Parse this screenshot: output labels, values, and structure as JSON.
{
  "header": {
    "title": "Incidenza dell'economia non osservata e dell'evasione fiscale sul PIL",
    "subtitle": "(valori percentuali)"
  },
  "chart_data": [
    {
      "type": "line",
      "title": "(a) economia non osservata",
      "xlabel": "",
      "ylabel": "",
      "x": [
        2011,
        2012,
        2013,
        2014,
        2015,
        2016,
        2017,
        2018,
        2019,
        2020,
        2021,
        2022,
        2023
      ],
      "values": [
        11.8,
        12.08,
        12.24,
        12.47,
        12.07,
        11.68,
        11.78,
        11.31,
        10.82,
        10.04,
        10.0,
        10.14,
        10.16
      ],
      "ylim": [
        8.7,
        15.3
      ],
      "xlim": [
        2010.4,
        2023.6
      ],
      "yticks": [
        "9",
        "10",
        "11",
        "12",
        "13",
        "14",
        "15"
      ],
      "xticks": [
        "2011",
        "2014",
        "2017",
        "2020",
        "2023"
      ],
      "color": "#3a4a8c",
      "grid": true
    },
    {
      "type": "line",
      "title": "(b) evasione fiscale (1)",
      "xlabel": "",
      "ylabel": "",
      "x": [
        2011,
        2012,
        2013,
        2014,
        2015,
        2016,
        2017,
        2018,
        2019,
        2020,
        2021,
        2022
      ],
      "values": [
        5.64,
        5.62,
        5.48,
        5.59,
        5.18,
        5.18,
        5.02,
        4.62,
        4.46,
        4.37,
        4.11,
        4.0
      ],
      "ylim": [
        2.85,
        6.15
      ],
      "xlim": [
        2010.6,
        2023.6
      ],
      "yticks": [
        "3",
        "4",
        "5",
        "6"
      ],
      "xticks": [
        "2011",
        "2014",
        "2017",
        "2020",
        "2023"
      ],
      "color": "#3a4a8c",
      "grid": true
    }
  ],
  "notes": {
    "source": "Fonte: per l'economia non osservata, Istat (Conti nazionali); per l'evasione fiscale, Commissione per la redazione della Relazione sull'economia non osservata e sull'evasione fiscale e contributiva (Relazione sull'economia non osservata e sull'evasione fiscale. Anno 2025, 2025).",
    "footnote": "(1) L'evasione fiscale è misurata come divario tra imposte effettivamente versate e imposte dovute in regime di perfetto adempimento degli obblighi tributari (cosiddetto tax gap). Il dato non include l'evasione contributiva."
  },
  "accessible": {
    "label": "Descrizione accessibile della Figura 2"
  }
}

+---+

* [Written instruction]: Your task is to reproduce the whole listing exactly.

* [Correct answer]:
Parse this screenshot: output labels, values, and structure as JSON.
{
  "header": {
    "title": "Incidenza dell'economia non osservata e dell'evasione fiscale sul PIL",
    "subtitle": "(valori percentuali)"
  },
  "chart_data": [
    {
      "type": "line",
      "title": "(a) economia non osservata",
      "xlabel": "",
      "ylabel": "",
      "x": [
        2011,
        2012,
        2013,
        2014,
        2015,
        2016,
        2017,
        2018,
        2019,
        2020,
        2021,
        2022,
        2023
      ],
      "values": [
        11.8,
        12.08,
        12.24,
        12.47,
        12.07,
        11.68,
        11.78,
        11.31,
        10.82,
        10.04,
        10.0,
        10.14,
        10.16
      ],
      "ylim": [
        8.7,
        15.3
      ],
      "xlim": [
        2010.4,
        2023.6
      ],
      "yticks": [
        "9",
        "10",
        "11",
        "12",
        "13",
        "14",
        "15"
      ],
      "xticks": [
        "2011",
        "2014",
        "2017",
        "2020",
        "2023"
      ],
      "color": "#3a4a8c",
      "grid": true
    },
    {
      "type": "line",
      "title": "(b) evasione fiscale (1)",
      "xlabel": "",
      "ylabel": "",
      "x": [
        2011,
        2012,
        2013,
        2014,
        2015,
        2016,
        2017,
        2018,
        2019,
        2020,
        2021,
        2022
      ],
      "values": [
        5.64,
        5.62,
        5.48,
        5.59,
        5.18,
        5.18,
        5.02,
        4.62,
        4.46,
        4.37,
        4.11,
        4.0
      ],
      "ylim": [
        2.85,
        6.15
      ],
      "xlim": [
        2010.6,
        2023.6
      ],
      "yticks": [
        "3",
        "4",
        "5",
        "6"
      ],
      "xticks": [
        "2011",
        "2014",
        "2017",
        "2020",
        "2023"
      ],
      "color": "#3a4a8c",
      "grid": true
    }
  ],
  "notes": {
    "source": "Fonte: per l'economia non osservata, Istat (Conti nazionali); per l'evasione fiscale, Commissione per la redazione della Relazione sull'economia non osservata e sull'evasione fiscale e contributiva (Relazione sull'economia non osservata e sull'evasione fiscale. Anno 2025, 2025).",
    "footnote": "(1) L'evasione fiscale è misurata come divario tra imposte effettivamente versate e imposte dovute in regime di perfetto adempimento degli obblighi tributari (cosiddetto tax gap). Il dato non include l'evasione contributiva."
  },
  "accessible": {
    "label": "Descrizione accessibile della Figura 2"
  }
}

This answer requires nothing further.